Pull out every line with the word "name".

=== Dataset content ===

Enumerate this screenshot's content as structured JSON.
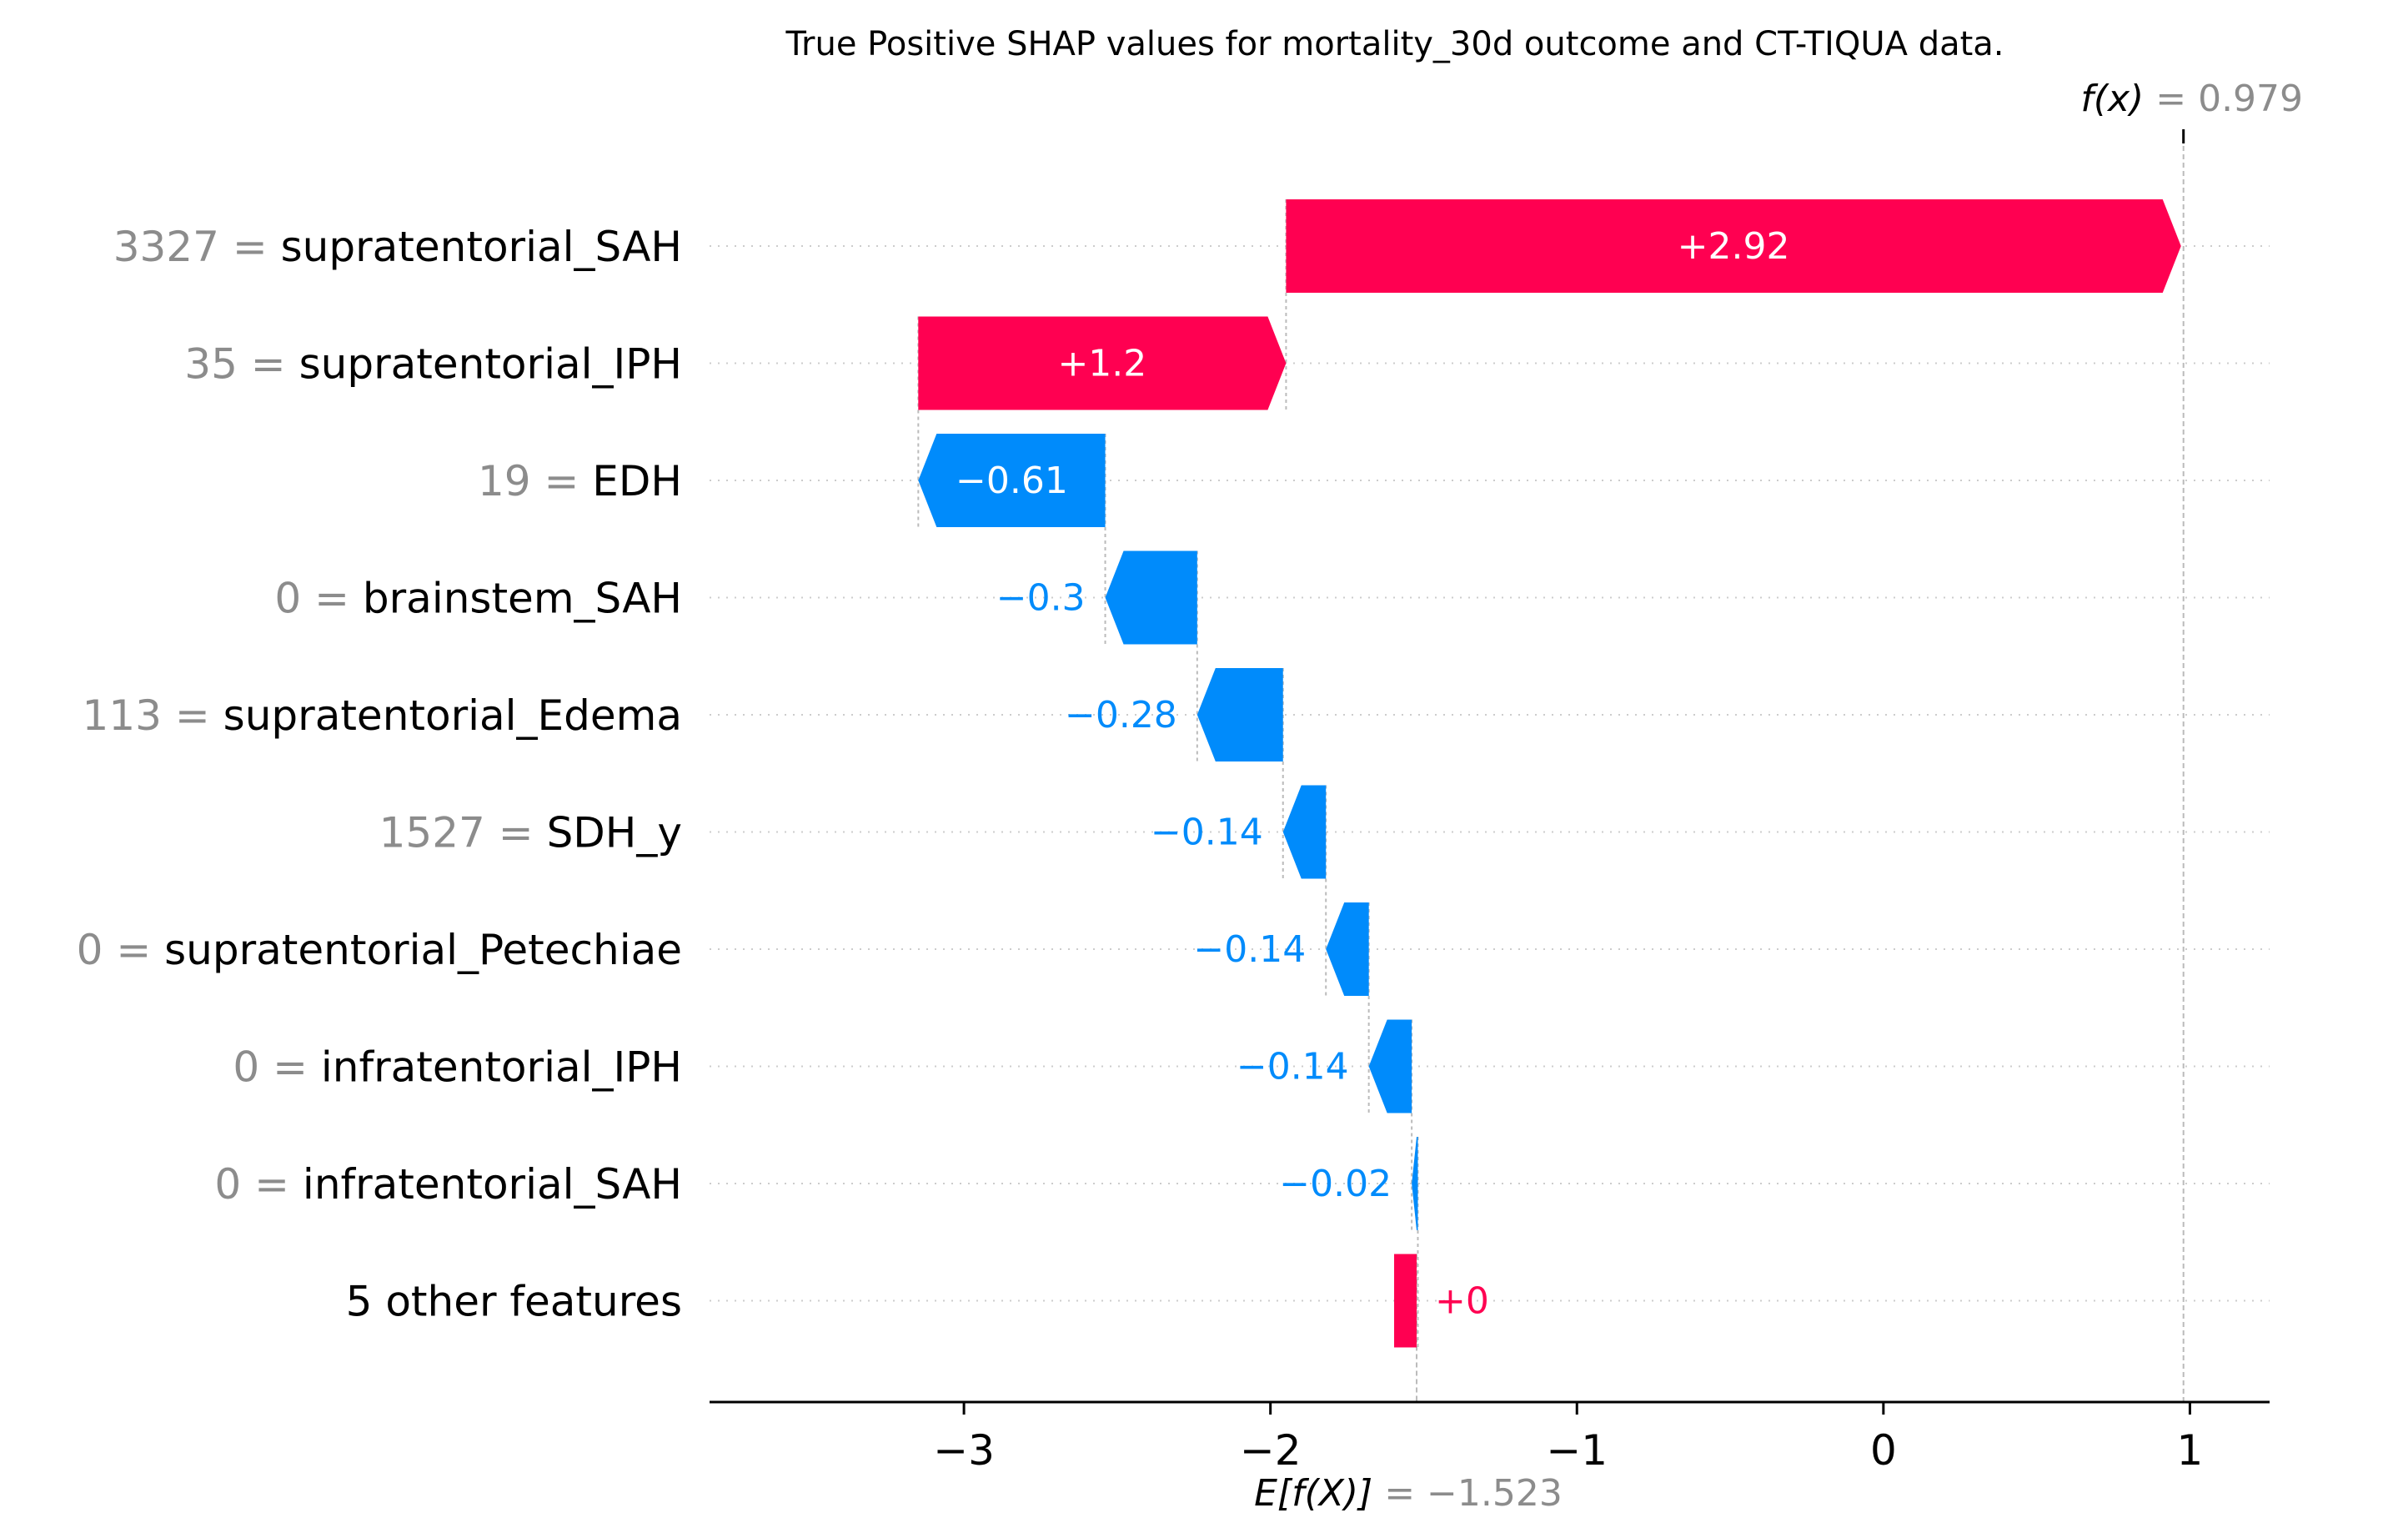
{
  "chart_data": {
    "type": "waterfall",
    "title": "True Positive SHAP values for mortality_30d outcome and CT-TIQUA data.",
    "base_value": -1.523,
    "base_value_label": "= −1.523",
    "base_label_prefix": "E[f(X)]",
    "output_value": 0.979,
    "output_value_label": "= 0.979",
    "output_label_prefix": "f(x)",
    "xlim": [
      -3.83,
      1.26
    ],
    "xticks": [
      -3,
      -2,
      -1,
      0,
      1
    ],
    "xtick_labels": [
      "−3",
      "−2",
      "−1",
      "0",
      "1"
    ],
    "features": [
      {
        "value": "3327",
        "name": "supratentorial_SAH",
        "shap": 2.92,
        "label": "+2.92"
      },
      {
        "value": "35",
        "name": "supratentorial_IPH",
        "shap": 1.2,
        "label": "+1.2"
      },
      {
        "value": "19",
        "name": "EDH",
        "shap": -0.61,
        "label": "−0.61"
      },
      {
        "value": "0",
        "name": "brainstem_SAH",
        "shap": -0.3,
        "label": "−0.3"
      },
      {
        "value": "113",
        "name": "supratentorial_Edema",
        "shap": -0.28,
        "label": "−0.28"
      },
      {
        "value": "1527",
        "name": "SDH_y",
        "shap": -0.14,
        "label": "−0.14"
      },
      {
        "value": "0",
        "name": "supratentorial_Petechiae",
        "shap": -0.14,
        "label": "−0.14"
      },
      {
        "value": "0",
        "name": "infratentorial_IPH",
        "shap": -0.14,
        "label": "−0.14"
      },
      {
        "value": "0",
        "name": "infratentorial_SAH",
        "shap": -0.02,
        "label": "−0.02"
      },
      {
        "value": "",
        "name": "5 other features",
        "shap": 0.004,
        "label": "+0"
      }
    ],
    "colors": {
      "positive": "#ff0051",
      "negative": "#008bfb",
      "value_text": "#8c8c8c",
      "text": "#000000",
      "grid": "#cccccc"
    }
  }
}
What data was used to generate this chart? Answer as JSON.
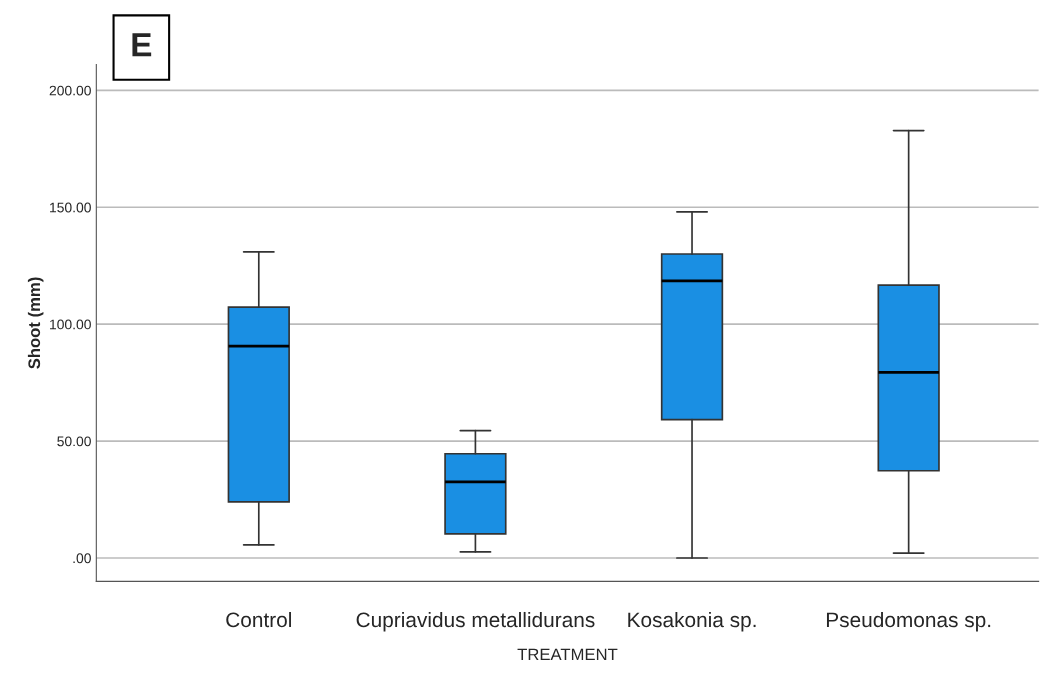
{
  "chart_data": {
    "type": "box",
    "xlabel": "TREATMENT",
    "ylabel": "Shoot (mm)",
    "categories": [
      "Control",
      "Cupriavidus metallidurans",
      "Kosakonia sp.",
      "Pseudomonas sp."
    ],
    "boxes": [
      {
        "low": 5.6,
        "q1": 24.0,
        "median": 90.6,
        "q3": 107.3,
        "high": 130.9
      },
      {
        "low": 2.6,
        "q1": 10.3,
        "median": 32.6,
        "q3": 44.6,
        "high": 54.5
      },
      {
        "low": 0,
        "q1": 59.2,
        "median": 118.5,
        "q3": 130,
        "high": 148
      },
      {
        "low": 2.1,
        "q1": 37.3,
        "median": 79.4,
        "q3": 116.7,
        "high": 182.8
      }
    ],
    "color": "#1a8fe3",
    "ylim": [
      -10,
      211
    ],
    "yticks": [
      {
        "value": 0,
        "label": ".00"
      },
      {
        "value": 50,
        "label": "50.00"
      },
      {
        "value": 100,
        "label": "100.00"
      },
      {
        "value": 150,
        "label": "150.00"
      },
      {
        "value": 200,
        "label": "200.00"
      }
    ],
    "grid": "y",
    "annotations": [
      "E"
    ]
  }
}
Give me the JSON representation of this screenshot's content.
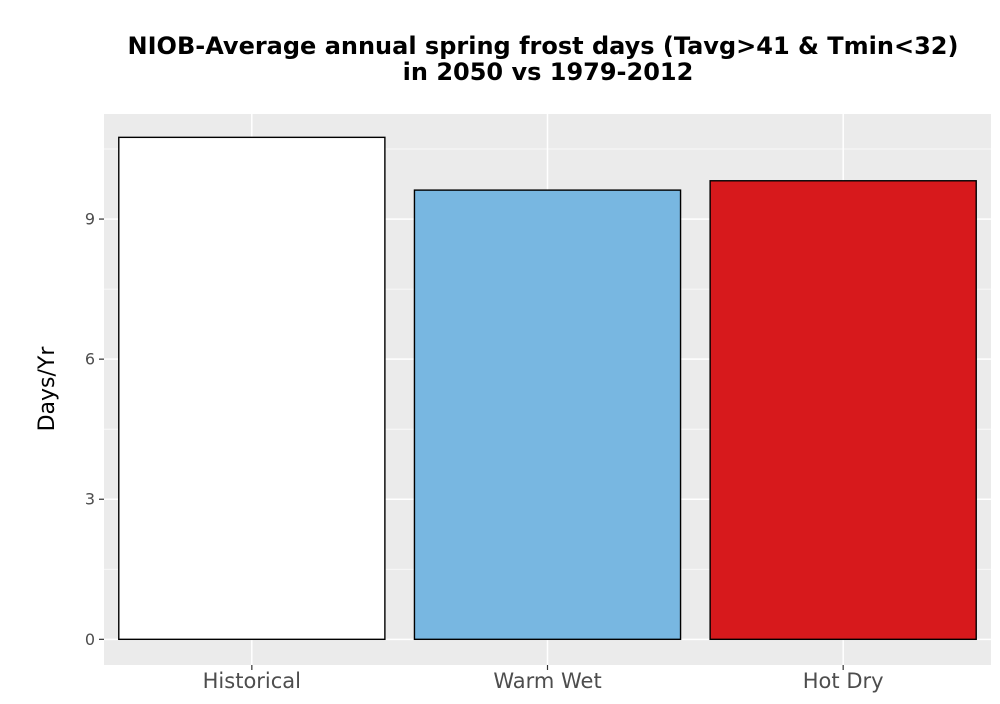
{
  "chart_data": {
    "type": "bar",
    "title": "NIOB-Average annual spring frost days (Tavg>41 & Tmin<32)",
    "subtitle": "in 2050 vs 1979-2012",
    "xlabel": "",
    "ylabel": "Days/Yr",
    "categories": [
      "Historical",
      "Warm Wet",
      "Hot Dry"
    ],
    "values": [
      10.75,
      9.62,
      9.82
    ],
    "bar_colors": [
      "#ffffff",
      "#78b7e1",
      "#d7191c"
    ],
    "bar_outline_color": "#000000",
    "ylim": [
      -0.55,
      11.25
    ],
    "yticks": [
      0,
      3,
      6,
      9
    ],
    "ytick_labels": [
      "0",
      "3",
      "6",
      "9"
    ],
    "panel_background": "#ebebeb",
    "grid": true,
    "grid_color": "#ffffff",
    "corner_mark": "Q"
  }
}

===

Expected answer »
        "name": "supratentorial_SAH",
        "name": "supratentorial_IPH",
        "name": "EDH",
        "name": "brainstem_SAH",
        "name": "supratentorial_Edema",
        "name": "SDH_y",
        "name": "supratentorial_Petechiae",
        "name": "infratentorial_IPH",
        "name": "infratentorial_SAH",
        "name": "5 other features",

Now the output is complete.